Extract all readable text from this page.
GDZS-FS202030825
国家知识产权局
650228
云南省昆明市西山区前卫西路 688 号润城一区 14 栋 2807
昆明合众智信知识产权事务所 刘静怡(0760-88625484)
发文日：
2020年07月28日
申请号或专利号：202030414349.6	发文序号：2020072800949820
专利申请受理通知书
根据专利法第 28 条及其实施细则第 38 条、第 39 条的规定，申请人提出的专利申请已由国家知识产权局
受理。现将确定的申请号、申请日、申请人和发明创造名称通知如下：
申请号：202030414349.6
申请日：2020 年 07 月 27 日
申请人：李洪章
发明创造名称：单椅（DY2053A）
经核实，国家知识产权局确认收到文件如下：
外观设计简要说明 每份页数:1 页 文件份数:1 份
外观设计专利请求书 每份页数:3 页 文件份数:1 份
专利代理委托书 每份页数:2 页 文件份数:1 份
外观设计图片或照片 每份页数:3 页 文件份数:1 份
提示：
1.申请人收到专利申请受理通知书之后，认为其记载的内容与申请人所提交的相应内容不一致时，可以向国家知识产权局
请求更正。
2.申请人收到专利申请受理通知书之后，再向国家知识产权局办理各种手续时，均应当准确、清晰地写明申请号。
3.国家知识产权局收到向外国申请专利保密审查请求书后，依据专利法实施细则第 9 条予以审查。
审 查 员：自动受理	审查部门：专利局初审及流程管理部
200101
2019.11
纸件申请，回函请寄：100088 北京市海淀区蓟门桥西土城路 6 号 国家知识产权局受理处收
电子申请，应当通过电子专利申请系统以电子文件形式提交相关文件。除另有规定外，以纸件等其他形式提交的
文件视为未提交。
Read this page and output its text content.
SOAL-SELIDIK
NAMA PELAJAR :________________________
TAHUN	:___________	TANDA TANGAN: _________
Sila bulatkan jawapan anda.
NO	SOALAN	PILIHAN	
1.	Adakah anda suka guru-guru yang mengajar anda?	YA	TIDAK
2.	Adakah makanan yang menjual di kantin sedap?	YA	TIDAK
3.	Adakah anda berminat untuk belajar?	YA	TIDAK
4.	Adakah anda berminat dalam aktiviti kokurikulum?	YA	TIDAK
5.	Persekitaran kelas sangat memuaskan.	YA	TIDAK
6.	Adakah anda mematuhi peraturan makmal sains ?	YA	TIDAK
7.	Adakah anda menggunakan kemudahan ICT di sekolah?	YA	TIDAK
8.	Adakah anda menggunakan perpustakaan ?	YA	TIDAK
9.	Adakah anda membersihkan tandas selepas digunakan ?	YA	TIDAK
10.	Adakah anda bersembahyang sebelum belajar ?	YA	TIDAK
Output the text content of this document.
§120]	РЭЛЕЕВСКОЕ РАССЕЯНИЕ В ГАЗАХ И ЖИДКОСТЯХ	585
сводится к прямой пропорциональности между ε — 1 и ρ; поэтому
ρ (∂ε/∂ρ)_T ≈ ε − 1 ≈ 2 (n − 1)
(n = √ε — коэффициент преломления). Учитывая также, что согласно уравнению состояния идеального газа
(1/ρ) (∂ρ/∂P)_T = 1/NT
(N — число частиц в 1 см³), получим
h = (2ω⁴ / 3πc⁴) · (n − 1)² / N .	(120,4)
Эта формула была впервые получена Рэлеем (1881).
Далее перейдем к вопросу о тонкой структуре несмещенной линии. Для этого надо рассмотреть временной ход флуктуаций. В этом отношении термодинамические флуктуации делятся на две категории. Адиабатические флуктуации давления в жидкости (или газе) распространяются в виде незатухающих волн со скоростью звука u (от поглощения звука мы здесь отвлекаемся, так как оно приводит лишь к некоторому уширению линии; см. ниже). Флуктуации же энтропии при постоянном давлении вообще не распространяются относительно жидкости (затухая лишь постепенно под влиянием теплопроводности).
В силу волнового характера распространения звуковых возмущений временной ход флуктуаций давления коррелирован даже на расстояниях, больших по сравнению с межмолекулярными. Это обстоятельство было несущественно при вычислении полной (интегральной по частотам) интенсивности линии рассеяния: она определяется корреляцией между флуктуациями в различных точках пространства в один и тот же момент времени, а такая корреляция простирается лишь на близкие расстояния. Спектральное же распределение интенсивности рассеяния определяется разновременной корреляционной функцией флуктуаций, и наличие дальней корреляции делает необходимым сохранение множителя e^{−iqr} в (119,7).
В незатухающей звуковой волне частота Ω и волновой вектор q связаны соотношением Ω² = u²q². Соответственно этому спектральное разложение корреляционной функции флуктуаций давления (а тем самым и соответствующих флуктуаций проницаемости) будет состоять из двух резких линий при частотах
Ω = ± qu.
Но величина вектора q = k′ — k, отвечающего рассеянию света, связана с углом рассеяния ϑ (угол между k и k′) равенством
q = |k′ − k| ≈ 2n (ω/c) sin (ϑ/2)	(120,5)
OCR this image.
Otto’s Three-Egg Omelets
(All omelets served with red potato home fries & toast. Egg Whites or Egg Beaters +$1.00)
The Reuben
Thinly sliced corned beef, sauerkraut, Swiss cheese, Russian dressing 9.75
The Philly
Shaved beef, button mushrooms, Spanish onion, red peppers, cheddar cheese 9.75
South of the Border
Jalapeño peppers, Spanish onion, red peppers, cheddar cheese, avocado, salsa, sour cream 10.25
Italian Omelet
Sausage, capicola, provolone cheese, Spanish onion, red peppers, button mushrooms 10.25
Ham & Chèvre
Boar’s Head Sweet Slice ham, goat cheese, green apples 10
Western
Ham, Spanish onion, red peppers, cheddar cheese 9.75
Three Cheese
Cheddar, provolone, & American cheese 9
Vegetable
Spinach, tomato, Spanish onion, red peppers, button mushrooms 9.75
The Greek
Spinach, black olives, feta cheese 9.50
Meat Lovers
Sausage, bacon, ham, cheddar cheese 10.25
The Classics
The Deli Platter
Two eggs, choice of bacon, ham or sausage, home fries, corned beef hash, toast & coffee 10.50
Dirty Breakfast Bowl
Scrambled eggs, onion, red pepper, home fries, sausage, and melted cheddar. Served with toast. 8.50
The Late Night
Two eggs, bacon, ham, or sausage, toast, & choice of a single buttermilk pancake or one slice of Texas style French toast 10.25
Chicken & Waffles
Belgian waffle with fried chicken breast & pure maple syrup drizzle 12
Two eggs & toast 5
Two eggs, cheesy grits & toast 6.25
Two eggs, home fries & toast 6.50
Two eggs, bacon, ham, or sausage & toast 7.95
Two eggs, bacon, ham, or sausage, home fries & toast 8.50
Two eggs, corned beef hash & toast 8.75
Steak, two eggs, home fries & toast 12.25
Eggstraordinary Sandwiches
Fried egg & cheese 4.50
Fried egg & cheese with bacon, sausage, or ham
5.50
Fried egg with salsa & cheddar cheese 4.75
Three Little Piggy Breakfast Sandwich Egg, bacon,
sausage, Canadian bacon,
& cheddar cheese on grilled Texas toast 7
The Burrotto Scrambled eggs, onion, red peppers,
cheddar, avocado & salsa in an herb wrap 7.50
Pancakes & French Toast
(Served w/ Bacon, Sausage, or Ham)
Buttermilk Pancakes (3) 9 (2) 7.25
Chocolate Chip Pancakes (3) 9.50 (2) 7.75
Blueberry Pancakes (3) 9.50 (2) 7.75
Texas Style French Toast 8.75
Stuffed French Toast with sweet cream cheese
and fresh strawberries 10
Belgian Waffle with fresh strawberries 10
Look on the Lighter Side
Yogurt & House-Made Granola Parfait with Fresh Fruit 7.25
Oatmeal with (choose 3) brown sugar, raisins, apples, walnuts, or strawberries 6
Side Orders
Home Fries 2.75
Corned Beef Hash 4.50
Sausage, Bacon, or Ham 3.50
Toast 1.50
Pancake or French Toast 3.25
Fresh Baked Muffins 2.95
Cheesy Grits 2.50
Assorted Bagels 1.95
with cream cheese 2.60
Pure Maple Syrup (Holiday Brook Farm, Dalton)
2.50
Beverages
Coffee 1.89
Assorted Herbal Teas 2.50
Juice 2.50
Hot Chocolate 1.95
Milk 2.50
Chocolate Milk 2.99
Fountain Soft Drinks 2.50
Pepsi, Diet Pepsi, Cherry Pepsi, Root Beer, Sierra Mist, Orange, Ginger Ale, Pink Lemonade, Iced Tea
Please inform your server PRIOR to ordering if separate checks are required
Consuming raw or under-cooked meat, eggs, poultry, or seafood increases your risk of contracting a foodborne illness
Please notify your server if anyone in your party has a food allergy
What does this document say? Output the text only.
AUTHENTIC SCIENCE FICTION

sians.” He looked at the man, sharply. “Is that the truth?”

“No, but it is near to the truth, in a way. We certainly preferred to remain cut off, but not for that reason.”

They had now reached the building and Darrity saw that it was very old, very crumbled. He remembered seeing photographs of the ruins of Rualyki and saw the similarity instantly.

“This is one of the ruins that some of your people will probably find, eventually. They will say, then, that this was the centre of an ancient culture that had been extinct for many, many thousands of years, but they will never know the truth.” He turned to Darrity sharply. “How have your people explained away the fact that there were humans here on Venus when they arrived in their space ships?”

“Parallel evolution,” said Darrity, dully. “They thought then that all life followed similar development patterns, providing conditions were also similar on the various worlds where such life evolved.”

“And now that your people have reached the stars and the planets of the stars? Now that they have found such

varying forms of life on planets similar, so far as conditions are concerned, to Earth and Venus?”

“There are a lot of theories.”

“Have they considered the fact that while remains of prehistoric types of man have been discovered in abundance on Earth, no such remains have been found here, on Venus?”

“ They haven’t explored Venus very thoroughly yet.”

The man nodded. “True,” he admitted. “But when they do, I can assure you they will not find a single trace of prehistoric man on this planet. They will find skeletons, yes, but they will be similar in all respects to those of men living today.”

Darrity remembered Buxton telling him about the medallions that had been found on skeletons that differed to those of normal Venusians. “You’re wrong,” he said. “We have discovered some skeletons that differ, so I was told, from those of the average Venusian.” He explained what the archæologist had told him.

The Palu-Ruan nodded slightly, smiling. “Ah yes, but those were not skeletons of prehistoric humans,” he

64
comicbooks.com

◆ Exercise objective
Check each line of the records for the string "Scrambled" and state how many lines contain it. Give only the number.

◆ Reply to the task
2